[WRITTEN REQUEST] Locate the line containing "Extract all readable text from this page." in the material below; repeat it and every line after it, exactly as written.

[DATA SUPPLIED]

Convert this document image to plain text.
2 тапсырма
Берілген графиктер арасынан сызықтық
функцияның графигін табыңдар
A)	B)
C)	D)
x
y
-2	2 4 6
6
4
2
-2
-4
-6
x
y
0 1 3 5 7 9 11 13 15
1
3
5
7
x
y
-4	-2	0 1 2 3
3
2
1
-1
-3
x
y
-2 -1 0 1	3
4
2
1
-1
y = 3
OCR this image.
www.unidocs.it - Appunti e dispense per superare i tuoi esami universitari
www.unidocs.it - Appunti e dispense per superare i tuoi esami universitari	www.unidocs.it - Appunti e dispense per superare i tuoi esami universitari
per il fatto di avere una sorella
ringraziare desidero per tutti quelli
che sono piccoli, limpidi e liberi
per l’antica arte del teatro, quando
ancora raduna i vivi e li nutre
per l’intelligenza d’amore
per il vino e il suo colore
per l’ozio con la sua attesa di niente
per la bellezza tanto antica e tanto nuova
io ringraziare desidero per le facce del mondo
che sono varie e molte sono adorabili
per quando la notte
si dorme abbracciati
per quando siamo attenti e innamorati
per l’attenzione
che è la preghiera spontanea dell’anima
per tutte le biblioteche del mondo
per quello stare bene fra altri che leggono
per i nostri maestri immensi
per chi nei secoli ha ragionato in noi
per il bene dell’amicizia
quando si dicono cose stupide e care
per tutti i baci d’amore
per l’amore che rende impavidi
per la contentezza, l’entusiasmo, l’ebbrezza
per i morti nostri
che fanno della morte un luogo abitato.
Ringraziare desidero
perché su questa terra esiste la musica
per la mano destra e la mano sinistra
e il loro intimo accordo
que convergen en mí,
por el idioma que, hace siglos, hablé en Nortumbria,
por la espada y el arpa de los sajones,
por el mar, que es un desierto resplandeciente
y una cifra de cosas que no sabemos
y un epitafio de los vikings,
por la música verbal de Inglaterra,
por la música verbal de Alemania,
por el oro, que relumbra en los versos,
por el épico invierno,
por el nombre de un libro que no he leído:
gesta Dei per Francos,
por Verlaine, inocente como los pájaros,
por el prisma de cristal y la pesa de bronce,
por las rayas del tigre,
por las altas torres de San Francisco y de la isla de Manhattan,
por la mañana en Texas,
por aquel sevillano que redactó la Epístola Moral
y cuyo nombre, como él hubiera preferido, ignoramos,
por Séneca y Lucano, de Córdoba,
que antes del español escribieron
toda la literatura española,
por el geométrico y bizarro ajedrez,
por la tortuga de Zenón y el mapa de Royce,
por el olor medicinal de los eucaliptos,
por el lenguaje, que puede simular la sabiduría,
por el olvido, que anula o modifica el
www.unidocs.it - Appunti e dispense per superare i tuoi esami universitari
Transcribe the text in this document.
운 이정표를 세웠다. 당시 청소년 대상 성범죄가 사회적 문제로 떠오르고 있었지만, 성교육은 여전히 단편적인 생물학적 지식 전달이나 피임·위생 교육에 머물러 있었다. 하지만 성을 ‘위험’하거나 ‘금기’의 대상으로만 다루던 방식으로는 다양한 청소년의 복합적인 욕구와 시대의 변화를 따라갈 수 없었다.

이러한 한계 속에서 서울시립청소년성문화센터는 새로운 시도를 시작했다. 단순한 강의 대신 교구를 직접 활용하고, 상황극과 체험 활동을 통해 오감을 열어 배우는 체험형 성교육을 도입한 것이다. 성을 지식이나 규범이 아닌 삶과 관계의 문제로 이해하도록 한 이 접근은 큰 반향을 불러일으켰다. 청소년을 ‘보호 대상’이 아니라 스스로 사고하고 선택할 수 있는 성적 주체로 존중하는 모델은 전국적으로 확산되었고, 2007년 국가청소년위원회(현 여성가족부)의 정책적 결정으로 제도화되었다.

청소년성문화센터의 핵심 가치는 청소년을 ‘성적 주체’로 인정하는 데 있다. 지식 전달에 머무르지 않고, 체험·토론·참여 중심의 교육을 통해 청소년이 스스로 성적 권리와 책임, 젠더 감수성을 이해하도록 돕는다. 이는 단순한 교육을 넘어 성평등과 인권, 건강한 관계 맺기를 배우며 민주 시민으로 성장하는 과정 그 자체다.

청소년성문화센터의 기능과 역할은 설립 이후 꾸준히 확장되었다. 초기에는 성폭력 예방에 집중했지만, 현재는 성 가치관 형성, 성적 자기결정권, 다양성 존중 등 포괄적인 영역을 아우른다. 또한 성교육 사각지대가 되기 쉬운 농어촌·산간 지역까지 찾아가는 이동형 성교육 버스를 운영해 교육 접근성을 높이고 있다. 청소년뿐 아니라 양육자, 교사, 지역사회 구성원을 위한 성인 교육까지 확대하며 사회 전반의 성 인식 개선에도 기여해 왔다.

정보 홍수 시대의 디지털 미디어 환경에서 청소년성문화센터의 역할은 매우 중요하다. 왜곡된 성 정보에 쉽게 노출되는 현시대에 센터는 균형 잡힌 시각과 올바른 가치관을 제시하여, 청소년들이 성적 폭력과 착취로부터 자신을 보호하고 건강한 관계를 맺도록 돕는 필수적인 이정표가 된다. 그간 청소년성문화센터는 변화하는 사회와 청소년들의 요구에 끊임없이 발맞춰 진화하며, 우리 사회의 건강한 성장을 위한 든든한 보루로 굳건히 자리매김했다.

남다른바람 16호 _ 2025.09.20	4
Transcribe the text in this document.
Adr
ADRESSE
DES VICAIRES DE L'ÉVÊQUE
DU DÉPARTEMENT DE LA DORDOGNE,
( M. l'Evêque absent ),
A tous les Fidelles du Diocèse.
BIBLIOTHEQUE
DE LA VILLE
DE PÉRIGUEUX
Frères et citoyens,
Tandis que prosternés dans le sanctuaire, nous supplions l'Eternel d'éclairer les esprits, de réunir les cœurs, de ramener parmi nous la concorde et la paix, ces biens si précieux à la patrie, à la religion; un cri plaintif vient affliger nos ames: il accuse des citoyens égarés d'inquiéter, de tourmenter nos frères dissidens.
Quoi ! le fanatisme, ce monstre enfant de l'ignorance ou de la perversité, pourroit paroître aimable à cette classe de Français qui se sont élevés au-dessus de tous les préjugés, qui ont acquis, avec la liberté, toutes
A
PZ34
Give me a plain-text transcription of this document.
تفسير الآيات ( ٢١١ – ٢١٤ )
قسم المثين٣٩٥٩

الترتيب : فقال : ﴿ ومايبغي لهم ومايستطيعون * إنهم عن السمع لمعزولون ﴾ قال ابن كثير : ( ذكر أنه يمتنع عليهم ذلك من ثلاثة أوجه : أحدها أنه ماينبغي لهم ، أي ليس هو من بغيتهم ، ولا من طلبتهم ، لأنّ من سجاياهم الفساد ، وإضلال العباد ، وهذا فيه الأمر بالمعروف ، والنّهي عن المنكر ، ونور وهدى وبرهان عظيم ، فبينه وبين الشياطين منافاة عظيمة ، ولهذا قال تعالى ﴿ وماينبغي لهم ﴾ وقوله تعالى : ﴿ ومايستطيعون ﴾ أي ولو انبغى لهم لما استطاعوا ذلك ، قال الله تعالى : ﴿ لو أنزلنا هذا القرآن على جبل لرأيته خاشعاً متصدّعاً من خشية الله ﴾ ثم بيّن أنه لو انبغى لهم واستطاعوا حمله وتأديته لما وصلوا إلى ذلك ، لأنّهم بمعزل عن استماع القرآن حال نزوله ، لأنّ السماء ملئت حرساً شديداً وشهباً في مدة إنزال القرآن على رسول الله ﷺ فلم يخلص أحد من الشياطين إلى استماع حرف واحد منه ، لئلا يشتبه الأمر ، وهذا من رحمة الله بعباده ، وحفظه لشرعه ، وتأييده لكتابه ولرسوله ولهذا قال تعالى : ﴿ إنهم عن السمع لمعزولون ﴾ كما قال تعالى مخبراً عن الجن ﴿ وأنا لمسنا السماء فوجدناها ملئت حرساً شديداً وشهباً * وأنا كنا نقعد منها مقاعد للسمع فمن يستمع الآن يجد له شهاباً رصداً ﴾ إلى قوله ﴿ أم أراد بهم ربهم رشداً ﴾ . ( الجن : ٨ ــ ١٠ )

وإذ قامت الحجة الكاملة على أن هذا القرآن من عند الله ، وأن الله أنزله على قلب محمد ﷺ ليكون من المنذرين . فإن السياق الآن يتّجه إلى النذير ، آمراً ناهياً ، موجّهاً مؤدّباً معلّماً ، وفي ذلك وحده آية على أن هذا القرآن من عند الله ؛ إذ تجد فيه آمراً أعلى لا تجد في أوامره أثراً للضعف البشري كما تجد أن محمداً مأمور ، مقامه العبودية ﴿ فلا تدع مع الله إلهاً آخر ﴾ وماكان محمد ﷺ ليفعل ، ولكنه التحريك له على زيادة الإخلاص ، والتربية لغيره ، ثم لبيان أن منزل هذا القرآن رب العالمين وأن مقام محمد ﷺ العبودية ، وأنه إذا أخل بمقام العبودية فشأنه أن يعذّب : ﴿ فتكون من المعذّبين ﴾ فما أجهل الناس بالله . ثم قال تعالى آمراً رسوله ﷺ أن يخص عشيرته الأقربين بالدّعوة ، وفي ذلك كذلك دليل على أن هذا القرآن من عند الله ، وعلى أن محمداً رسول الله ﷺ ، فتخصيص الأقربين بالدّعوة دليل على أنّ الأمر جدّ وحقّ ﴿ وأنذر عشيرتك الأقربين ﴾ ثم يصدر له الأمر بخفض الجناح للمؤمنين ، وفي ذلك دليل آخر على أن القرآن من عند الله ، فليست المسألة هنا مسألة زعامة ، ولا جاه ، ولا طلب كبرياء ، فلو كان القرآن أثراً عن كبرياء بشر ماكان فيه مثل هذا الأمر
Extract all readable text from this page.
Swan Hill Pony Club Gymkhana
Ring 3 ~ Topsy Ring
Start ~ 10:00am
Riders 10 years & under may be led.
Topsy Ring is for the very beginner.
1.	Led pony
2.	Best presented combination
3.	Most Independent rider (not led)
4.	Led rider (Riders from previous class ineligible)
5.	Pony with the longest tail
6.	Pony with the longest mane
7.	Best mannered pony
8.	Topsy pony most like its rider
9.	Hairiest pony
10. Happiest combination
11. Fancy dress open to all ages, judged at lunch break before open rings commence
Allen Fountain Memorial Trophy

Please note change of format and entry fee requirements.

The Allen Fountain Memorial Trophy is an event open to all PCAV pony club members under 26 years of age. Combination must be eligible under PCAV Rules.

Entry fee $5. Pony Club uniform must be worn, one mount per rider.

[FULL RESPONSE]
Extract all readable text from this page.
Swan Hill Pony Club Gymkhana
Ring 3 ~ Topsy Ring
Start ~ 10:00am
Riders 10 years & under may be led.
Topsy Ring is for the very beginner.
1.	Led pony
2.	Best presented combination
3.	Most Independent rider (not led)
4.	Led rider (Riders from previous class ineligible)
5.	Pony with the longest tail
6.	Pony with the longest mane
7.	Best mannered pony
8.	Topsy pony most like its rider
9.	Hairiest pony
10. Happiest combination
11. Fancy dress open to all ages, judged at lunch break before open rings commence
Allen Fountain Memorial Trophy

Please note change of format and entry fee requirements.

The Allen Fountain Memorial Trophy is an event open to all PCAV pony club members under 26 years of age. Combination must be eligible under PCAV Rules.

Entry fee $5. Pony Club uniform must be worn, one mount per rider.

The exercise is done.